JOB: Scan the entries below and count the lines holding the string "this". Supply only the number.

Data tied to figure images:
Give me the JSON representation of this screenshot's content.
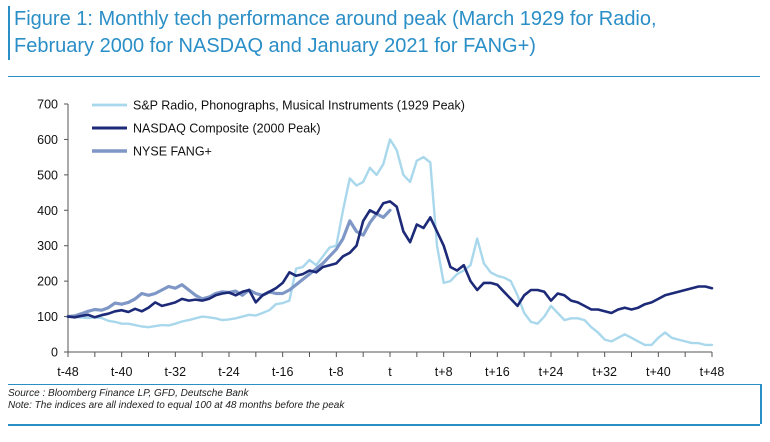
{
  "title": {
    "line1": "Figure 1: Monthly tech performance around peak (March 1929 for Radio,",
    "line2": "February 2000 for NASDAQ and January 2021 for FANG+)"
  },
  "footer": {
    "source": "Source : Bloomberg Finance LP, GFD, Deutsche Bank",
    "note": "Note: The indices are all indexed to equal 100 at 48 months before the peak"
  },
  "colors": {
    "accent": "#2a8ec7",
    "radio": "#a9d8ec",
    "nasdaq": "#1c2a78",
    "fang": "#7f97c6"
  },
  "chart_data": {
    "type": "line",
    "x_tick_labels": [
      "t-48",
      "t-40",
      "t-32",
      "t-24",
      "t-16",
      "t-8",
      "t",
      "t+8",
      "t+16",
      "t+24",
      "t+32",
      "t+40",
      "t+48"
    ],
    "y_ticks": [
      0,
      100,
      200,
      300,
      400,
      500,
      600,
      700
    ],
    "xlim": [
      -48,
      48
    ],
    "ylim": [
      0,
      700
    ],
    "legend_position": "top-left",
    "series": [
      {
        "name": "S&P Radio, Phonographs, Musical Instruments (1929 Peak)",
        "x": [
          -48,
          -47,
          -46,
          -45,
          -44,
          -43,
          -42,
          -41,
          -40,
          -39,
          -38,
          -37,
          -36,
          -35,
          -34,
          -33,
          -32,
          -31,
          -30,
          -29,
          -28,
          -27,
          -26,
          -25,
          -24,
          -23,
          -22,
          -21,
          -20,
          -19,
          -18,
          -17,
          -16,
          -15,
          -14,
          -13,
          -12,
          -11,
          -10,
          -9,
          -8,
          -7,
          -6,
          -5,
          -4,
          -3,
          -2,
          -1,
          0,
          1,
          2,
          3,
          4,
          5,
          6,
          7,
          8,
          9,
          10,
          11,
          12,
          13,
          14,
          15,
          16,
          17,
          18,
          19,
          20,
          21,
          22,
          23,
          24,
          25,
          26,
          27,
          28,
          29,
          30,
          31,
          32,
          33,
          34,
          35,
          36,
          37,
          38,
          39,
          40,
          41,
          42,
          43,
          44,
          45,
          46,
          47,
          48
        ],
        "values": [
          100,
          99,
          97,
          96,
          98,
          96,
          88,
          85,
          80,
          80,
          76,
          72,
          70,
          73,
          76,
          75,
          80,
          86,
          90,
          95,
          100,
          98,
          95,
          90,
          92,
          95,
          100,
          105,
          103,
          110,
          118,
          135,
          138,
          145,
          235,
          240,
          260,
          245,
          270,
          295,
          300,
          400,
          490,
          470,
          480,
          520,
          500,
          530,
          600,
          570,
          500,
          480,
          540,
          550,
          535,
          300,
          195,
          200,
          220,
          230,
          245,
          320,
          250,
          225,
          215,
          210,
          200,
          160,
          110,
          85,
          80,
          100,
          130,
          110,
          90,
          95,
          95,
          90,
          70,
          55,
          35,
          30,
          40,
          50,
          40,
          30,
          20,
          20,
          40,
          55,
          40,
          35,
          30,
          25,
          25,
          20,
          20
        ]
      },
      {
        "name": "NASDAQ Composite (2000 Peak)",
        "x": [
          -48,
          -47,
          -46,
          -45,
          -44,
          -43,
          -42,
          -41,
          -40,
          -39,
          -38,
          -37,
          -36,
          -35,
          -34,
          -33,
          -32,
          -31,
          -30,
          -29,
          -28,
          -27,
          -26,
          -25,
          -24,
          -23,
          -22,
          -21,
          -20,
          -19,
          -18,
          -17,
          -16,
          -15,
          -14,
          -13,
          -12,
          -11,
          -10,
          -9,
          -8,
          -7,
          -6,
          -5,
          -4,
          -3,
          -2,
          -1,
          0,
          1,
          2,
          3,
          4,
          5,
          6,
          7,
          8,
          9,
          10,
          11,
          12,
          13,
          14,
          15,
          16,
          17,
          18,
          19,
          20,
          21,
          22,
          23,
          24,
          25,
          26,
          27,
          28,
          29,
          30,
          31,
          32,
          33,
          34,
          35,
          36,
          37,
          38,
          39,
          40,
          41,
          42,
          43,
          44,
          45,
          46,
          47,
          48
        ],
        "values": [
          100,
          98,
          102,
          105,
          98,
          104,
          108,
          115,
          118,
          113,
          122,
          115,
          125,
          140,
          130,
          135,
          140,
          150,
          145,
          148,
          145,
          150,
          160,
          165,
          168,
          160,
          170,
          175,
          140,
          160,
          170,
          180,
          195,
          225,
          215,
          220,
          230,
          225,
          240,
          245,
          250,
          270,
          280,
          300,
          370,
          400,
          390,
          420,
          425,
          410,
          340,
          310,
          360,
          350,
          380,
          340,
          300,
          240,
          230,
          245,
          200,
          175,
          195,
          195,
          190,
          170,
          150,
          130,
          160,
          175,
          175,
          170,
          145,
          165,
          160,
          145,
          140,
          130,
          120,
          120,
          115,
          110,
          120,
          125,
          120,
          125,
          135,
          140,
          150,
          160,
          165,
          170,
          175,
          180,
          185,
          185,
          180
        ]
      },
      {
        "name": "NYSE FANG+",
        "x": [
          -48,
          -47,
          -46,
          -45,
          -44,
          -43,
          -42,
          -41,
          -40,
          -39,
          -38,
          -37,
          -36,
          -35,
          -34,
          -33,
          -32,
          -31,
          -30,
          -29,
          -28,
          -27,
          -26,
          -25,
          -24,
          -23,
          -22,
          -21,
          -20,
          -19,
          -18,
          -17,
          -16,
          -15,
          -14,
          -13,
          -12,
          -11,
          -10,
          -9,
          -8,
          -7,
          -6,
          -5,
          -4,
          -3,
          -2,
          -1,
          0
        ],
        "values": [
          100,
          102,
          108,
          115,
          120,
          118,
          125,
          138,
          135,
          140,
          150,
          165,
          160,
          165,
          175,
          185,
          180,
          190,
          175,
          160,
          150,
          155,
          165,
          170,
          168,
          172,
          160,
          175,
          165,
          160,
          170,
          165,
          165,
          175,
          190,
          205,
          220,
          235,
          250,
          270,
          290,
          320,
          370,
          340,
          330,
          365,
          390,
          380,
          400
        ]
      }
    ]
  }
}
==
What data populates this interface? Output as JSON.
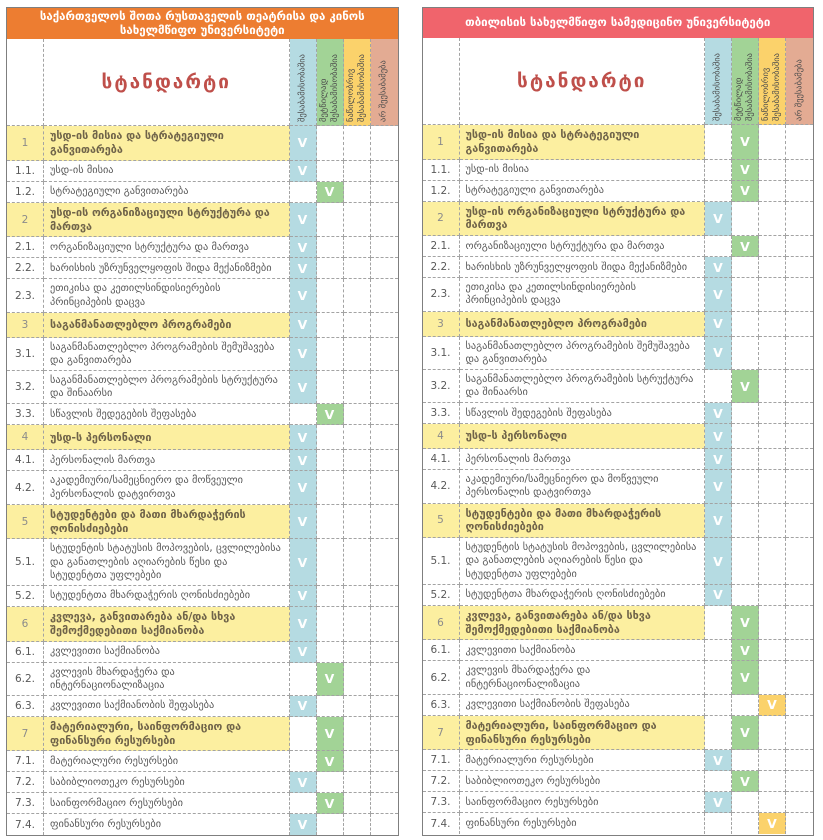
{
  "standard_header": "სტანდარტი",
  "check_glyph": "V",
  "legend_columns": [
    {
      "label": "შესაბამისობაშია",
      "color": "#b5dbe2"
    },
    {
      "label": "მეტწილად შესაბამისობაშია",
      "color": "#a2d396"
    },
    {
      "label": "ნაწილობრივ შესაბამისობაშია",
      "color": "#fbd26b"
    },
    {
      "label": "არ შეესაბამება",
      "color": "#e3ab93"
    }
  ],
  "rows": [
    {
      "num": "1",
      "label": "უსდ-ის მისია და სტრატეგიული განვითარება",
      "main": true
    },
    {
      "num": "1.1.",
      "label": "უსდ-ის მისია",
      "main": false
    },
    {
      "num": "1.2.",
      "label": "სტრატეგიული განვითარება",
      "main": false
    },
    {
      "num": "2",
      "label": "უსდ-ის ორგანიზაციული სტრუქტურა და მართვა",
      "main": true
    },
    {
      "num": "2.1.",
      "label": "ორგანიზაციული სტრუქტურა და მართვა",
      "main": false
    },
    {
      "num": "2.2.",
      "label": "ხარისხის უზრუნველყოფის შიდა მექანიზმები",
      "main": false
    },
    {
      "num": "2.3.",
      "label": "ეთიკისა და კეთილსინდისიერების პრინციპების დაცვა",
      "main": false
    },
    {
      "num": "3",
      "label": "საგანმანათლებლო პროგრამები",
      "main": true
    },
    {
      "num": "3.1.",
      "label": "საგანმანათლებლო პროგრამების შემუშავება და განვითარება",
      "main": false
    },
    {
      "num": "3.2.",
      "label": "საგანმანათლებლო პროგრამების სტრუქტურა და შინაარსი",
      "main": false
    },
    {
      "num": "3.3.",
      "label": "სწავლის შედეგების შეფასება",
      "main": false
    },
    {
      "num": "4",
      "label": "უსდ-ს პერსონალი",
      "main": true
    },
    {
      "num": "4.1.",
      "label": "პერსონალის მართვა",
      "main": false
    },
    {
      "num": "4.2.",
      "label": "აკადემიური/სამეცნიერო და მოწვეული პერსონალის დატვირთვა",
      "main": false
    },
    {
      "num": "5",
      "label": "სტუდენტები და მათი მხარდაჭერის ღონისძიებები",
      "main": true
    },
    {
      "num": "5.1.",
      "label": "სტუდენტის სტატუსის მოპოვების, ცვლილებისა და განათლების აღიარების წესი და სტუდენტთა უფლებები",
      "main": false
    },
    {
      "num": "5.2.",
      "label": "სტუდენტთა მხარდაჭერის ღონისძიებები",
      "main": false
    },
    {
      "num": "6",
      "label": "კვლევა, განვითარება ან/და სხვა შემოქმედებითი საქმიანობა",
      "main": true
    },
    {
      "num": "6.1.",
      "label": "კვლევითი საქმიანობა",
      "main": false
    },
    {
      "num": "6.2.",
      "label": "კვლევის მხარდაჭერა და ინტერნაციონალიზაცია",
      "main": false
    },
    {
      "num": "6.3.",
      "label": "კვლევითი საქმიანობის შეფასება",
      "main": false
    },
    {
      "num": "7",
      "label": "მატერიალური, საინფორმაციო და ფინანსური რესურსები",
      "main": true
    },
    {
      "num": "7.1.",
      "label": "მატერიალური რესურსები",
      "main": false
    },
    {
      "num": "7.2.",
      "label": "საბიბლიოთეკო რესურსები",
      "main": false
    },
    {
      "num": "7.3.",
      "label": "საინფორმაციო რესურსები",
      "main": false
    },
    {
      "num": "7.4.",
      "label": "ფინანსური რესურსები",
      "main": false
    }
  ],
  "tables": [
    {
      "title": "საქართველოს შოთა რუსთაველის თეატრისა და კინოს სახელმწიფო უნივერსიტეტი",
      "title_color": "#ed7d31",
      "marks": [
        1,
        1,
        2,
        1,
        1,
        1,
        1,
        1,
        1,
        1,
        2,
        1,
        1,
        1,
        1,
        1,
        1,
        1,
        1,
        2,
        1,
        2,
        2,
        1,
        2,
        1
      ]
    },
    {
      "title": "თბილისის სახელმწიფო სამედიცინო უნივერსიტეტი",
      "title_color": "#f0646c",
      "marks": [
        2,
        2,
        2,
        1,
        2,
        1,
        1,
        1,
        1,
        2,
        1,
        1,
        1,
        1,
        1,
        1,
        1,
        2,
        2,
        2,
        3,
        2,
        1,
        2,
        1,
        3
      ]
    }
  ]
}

SOLUTION: 2